* _INFORMATION PROVIDED_
## START

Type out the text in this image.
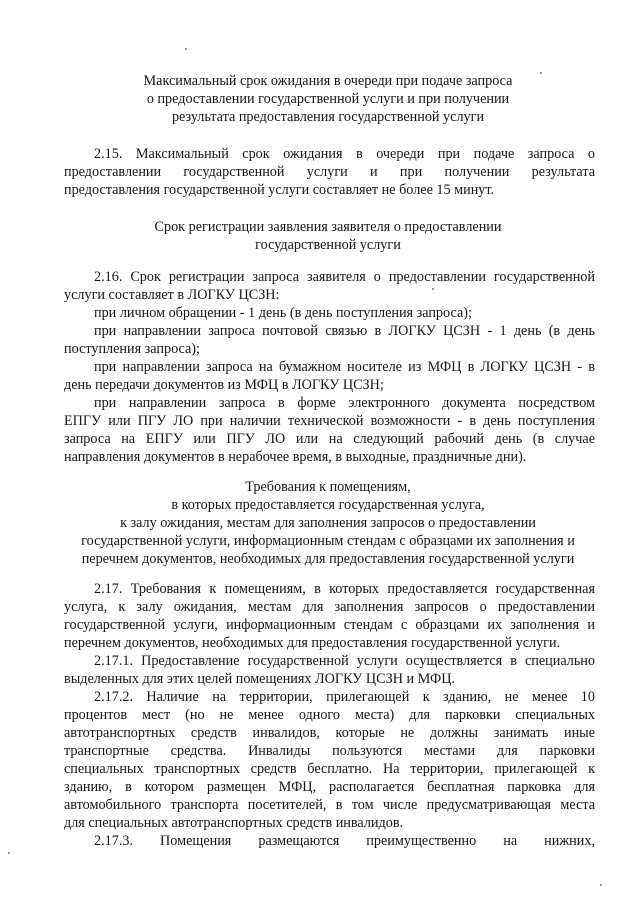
Максимальный срок ожидания в очереди при подаче запроса
о предоставлении государственной услуги и при получении
результата предоставления государственной услуги
2.15. Максимальный срок ожидания в очереди при подаче запроса о
предоставлении государственной услуги и при получении результата
предоставления государственной услуги составляет не более 15 минут.
Срок регистрации заявления заявителя о предоставлении
государственной услуги
2.16. Срок регистрации запроса заявителя о предоставлении государственной
услуги составляет в ЛОГКУ ЦСЗН:
при личном обращении - 1 день (в день поступления запроса);
при направлении запроса почтовой связью в ЛОГКУ ЦСЗН - 1 день (в день
поступления запроса);
при направлении запроса на бумажном носителе из МФЦ в ЛОГКУ ЦСЗН - в
день передачи документов из МФЦ в ЛОГКУ ЦСЗН;
при направлении запроса в форме электронного документа посредством
ЕПГУ или ПГУ ЛО при наличии технической возможности - в день поступления
запроса на ЕПГУ или ПГУ ЛО или на следующий рабочий день (в случае
направления документов в нерабочее время, в выходные, праздничные дни).
Требования к помещениям,
в которых предоставляется государственная услуга,
к залу ожидания, местам для заполнения запросов о предоставлении
государственной услуги, информационным стендам с образцами их заполнения и
перечнем документов, необходимых для предоставления государственной услуги
2.17. Требования к помещениям, в которых предоставляется государственная
услуга, к залу ожидания, местам для заполнения запросов о предоставлении
государственной услуги, информационным стендам с образцами их заполнения и
перечнем документов, необходимых для предоставления государственной услуги.
2.17.1. Предоставление государственной услуги осуществляется в специально
выделенных для этих целей помещениях ЛОГКУ ЦСЗН и МФЦ.
2.17.2. Наличие на территории, прилегающей к зданию, не менее 10
процентов мест (но не менее одного места) для парковки специальных
автотранспортных средств инвалидов, которые не должны занимать иные
транспортные средства. Инвалиды пользуются местами для парковки
специальных транспортных средств бесплатно. На территории, прилегающей к
зданию, в котором размещен МФЦ, располагается бесплатная парковка для
автомобильного транспорта посетителей, в том числе предусматривающая места
для специальных автотранспортных средств инвалидов.
2.17.3. Помещения размещаются преимущественно на нижних,
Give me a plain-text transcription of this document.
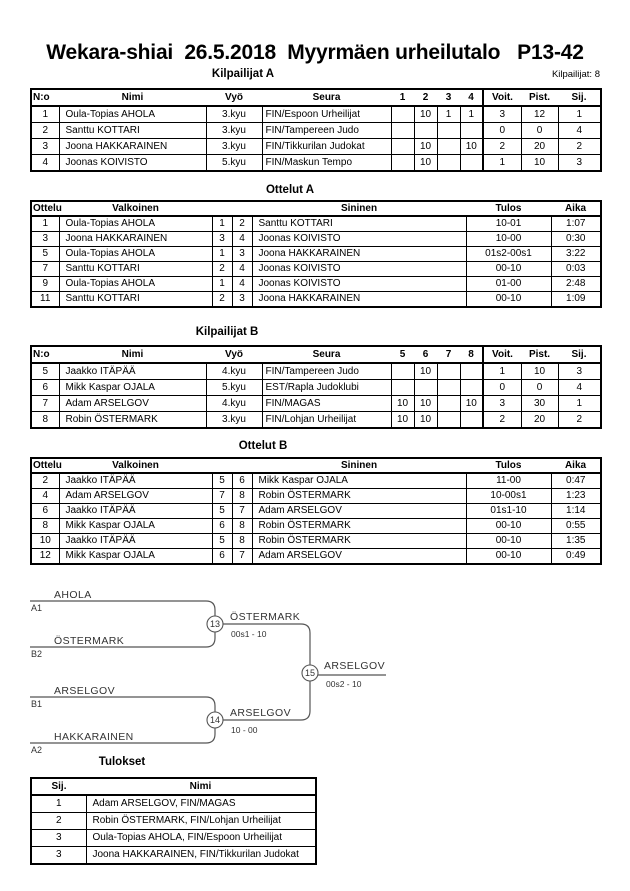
Wekara-shiai  26.5.2018  Myyrmäen urheilutalo   P13-42
Kilpailijat A	Kilpailijat: 8
N:o	Nimi	Vyö	Seura	1	2	3	4	Voit.	Pist.	Sij.
1	Oula-Topias AHOLA	3.kyu	FIN/Espoon Urheilijat		10	1	1	3	12	1
2	Santtu KOTTARI	3.kyu	FIN/Tampereen Judo					0	0	4
3	Joona HAKKARAINEN	3.kyu	FIN/Tikkurilan Judokat		10		10	2	20	2
4	Joonas KOIVISTO	5.kyu	FIN/Maskun Tempo		10			1	10	3
Ottelut A
Ottelu	Valkoinen			Sininen	Tulos	Aika
1	Oula-Topias AHOLA	1	2	Santtu KOTTARI	10-01	1:07
3	Joona HAKKARAINEN	3	4	Joonas KOIVISTO	10-00	0:30
5	Oula-Topias AHOLA	1	3	Joona HAKKARAINEN	01s2-00s1	3:22
7	Santtu KOTTARI	2	4	Joonas KOIVISTO	00-10	0:03
9	Oula-Topias AHOLA	1	4	Joonas KOIVISTO	01-00	2:48
11	Santtu KOTTARI	2	3	Joona HAKKARAINEN	00-10	1:09
Kilpailijat B
N:o	Nimi	Vyö	Seura	5	6	7	8	Voit.	Pist.	Sij.
5	Jaakko ITÄPÄÄ	4.kyu	FIN/Tampereen Judo		10			1	10	3
6	Mikk Kaspar OJALA	5.kyu	EST/Rapla Judoklubi					0	0	4
7	Adam ARSELGOV	4.kyu	FIN/MAGAS	10	10		10	3	30	1
8	Robin ÖSTERMARK	3.kyu	FIN/Lohjan Urheilijat	10	10			2	20	2
Ottelut B
Ottelu	Valkoinen			Sininen	Tulos	Aika
2	Jaakko ITÄPÄÄ	5	6	Mikk Kaspar OJALA	11-00	0:47
4	Adam ARSELGOV	7	8	Robin ÖSTERMARK	10-00s1	1:23
6	Jaakko ITÄPÄÄ	5	7	Adam ARSELGOV	01s1-10	1:14
8	Mikk Kaspar OJALA	6	8	Robin ÖSTERMARK	00-10	0:55
10	Jaakko ITÄPÄÄ	5	8	Robin ÖSTERMARK	00-10	1:35
12	Mikk Kaspar OJALA	6	7	Adam ARSELGOV	00-10	0:49
13
14
15
AHOLA
A1
ÖSTERMARK
B2
ÖSTERMARK
00s1 - 10
ARSELGOV
B1
HAKKARAINEN
A2
ARSELGOV
10 - 00
ARSELGOV
00s2 - 10
Tulokset
Sij.	Nimi
1	Adam ARSELGOV, FIN/MAGAS
2	Robin ÖSTERMARK, FIN/Lohjan Urheilijat
3	Oula-Topias AHOLA, FIN/Espoon Urheilijat
3	Joona HAKKARAINEN, FIN/Tikkurilan Judokat
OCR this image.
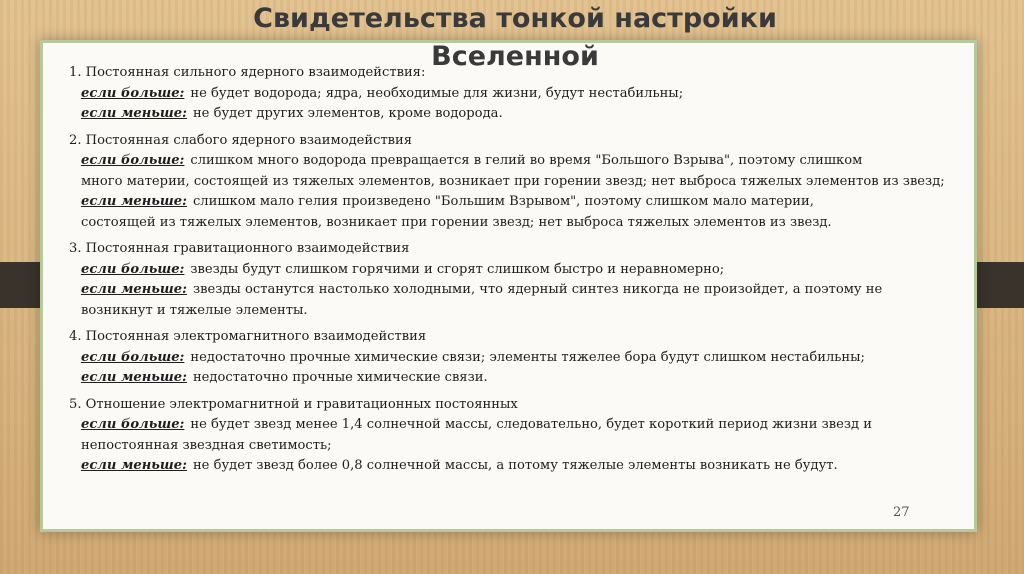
Свидетельства тонкой настройки Вселенной
1. Постоянная сильного ядерного взаимодействия:
если больше: не будет водорода; ядра, необходимые для жизни, будут нестабильны;
если меньше: не будет других элементов, кроме водорода.
2. Постоянная слабого ядерного взаимодействия
если больше: слишком много водорода превращается в гелий во время "Большого Взрыва", поэтому слишком
много материи, состоящей из тяжелых элементов, возникает при горении звезд; нет выброса тяжелых элементов из звезд;
если меньше: слишком мало гелия произведено "Большим Взрывом", поэтому слишком мало материи,
состоящей из тяжелых элементов, возникает при горении звезд; нет выброса тяжелых элементов из звезд.
3. Постоянная гравитационного взаимодействия
если больше: звезды будут слишком горячими и сгорят слишком быстро и неравномерно;
если меньше: звезды останутся настолько холодными, что ядерный синтез никогда не произойдет, а поэтому не
возникнут и тяжелые элементы.
4. Постоянная электромагнитного взаимодействия
если больше: недостаточно прочные химические связи; элементы тяжелее бора будут слишком нестабильны;
если меньше: недостаточно прочные химические связи.
5. Отношение электромагнитной и гравитационных постоянных
если больше: не будет звезд менее 1,4 солнечной массы, следовательно, будет короткий период жизни звезд и
непостоянная звездная светимость;
если меньше: не будет звезд более 0,8 солнечной массы, а потому тяжелые элементы возникать не будут.
27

## END

* _GOAL_
Pull out all lines in the data above that include "залу".

* _WRITTEN ANSWER_
к залу ожидания, местам для заполнения запросов о предоставлении
услуга, к залу ожидания, местам для заполнения запросов о предоставлении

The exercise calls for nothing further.